### Source passage:
•••

After, filters are used to detect similarity, merging them as edges. The first filter used was Sobel, which is an operator that calculates the finite difference, giving an approximation of the gradient of intensity of image pixels. The second filter used was Canny [3] that smoothen the noise and finds edges by combining a differential operator with a Gaussian filter.
3.2.3 Feature Extraction
A feature extractor is used to reduce the space of the significant image elements, that is, a facilitator of the classification process and is often applied not only for the recognition of objects, but also to group together similar characteristics in the image segmentation process [24]. Therefore feature extraction is a way to achieve dimensional reduction. This task is especially important in real-time applications because they receive a stream of input data that must be processed immediately. Usually, there is a high degree of redundancy is such data stream (much data with repeated information) and need to be reduced to a set of representative features. If the extracted features are carefully chosen, this set is expected to bring relevant information to perform a task. The steps taken here to sieve the significant pixels in the data stream were Motion detection and Skin detection, which are detailed next.
3.2.4 Motion Detection
The technique chosen to perform the motion detection consisted in making a background subtraction, removing the pixels that have not been altered from the previous frame, thereby decreasing the number of pixels to be subjected to the subsequent process of gesture recognition. The algorithm performed the following steps:
Capture two frames;
Compare the colors of the pixels in each frame;
If the color is the same, replace the original color by a white pixel. Otherwise leave it unchanged.
This algorithm, while reducing the amount of pixels in the image that will be presented to the process of gesture recognition can still display some elements that do not relate to the gesture itself, such as the clothing of the user or other object that may be moving the captured images and that will only increase the need of processing without the end result being of any relevance.

•••

### Action item A:
Update everything in the image-processing passage from "After, filters are" down to "a Gaussian filter.", putting "Prewitt" in place of "Sobel".
### Action item B:
Go on with the image-processing passage on gesture recognition, picking up after its final sentence.

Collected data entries
•••

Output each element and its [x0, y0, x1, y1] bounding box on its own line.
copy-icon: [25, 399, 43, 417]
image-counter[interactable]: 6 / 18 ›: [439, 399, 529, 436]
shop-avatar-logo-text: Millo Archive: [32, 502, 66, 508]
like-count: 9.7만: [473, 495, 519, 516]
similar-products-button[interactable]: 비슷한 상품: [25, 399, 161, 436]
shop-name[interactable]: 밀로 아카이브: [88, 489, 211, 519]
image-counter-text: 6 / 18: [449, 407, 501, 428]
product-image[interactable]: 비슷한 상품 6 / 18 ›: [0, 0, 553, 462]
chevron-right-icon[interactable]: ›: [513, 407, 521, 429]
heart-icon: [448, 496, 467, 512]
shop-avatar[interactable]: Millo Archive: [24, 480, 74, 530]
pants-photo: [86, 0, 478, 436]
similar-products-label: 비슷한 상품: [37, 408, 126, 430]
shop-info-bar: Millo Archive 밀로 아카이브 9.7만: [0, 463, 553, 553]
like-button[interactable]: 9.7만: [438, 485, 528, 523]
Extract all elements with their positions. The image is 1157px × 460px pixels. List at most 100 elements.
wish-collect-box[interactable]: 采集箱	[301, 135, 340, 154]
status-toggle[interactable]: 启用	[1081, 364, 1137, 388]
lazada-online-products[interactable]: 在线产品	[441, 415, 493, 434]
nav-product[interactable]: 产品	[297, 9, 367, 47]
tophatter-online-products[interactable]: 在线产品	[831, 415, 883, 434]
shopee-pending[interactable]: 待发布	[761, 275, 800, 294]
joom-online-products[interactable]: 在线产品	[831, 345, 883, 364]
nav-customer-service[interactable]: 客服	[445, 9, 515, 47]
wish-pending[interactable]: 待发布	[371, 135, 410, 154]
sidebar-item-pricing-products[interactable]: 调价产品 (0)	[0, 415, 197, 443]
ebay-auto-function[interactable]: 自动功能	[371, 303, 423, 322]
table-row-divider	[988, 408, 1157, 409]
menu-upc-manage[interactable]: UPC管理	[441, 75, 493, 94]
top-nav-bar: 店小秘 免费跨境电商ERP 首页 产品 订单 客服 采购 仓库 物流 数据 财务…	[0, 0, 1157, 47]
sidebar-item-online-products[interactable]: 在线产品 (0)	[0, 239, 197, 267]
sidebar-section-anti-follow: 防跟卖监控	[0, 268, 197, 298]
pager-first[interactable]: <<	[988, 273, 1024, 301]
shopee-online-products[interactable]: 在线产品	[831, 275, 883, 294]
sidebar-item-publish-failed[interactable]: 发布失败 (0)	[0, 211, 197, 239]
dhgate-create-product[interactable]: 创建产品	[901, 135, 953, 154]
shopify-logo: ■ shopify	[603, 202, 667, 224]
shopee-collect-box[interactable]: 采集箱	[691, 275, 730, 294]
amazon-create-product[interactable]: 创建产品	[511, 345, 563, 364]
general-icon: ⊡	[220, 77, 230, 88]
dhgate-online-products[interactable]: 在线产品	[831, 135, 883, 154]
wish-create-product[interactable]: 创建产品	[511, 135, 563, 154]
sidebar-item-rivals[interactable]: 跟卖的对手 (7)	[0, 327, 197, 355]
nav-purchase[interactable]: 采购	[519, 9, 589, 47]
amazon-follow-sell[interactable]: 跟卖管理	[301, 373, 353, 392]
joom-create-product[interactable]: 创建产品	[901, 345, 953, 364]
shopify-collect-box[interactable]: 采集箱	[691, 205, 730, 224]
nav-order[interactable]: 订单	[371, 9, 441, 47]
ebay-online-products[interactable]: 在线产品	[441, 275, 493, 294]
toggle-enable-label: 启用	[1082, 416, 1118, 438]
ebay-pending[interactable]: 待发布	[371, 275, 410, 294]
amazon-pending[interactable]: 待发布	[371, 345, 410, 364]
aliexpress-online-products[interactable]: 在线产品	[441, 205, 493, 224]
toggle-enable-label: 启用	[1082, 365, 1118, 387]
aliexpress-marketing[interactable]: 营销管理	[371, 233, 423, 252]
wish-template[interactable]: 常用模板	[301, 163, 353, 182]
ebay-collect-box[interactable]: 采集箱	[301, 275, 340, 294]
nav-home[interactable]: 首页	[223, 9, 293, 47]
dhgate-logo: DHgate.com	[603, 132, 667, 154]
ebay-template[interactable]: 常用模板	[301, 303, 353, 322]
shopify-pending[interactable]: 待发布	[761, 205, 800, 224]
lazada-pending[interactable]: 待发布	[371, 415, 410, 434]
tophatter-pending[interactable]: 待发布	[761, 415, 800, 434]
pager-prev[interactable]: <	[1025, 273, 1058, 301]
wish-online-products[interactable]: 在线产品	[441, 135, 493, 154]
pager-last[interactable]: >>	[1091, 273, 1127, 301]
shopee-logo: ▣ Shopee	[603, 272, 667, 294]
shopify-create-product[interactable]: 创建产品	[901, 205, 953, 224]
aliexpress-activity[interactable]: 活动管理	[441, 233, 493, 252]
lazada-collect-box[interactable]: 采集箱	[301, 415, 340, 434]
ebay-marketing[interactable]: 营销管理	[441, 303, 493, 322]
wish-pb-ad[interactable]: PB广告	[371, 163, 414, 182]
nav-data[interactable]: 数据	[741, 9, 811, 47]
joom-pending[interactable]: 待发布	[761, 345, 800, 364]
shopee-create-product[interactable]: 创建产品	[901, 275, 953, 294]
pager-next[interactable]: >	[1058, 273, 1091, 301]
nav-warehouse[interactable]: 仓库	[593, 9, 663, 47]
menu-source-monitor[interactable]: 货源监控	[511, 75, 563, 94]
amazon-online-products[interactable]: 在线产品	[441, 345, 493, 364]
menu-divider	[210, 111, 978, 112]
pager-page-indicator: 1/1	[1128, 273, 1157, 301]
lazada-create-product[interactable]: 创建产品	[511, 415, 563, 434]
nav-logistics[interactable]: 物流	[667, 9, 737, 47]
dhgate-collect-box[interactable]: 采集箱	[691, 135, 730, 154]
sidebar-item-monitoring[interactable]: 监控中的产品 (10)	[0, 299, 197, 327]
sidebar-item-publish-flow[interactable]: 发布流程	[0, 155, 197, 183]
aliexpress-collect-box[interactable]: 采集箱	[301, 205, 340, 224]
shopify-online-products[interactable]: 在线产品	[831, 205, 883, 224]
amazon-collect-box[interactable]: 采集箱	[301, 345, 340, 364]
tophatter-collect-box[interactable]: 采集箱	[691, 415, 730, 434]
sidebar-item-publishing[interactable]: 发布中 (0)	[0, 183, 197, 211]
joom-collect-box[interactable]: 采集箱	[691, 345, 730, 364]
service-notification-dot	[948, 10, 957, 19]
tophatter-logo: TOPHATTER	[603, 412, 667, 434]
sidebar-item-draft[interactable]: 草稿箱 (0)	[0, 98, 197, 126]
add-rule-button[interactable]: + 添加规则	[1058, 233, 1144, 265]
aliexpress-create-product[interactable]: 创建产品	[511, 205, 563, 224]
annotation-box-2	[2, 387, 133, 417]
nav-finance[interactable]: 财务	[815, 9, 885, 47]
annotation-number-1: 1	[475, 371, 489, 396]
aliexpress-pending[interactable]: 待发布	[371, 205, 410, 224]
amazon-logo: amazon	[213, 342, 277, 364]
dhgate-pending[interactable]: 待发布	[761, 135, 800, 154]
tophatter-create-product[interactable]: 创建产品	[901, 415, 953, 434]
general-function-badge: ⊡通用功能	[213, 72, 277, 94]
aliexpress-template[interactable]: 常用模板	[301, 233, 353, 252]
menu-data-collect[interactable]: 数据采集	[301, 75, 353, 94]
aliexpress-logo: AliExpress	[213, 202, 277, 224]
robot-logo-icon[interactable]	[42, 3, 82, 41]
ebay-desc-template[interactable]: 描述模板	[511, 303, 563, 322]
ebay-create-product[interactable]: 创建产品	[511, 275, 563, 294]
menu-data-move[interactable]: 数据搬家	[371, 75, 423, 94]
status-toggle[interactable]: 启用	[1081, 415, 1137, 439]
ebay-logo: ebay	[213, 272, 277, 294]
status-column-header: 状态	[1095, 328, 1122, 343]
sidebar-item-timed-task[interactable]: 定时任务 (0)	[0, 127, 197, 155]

•••

### Response A:
After, filters are used to detect similarity, merging them as edges. The first filter used was Prewitt, which is an operator that calculates the finite difference, giving an approximation of the gradient of intensity of image pixels. The second filter used was Canny [3] that smoothen the noise and finds edges by combining a differential operator with a Gaussian filter.

### Response B:
A second way to reduce the amount of pixels is applying a color filter. As the goal is to track gestures, the choice was Skin detection.
3.2.5 Skin Detection
There may be many objects in the environment that have the same color as the human skin, which varies in color, hues, color, intensity and position of the illumination source, the environment the person is in, etc. In such cases, even a human observer cannot determine whether a particular color was obtained from a region of the skin or an object that is in the image without taking into account contextual information. An effective model of skin color should solve this ambiguity between skin colors and other objects.
It is not a simple task to build a model of skin color that works in all possible lighting conditions. However, a good model of skin color must have some kind of robustness to succeed even in varying lighting conditions. A robust model requires an algorithm for color classification and a color space in which all objects are represented. There are many algorithms, including multilayer perceptrons [15], self-organizing maps, linear decision boundaries [6, 15], and based on the probabilistic density estimation [24]. The choice of color space is also varied: RGB [21] YCbCr [6], HSV [6], CIE Luv [24] Farnsworth UCS [15], and normalized RGB [21].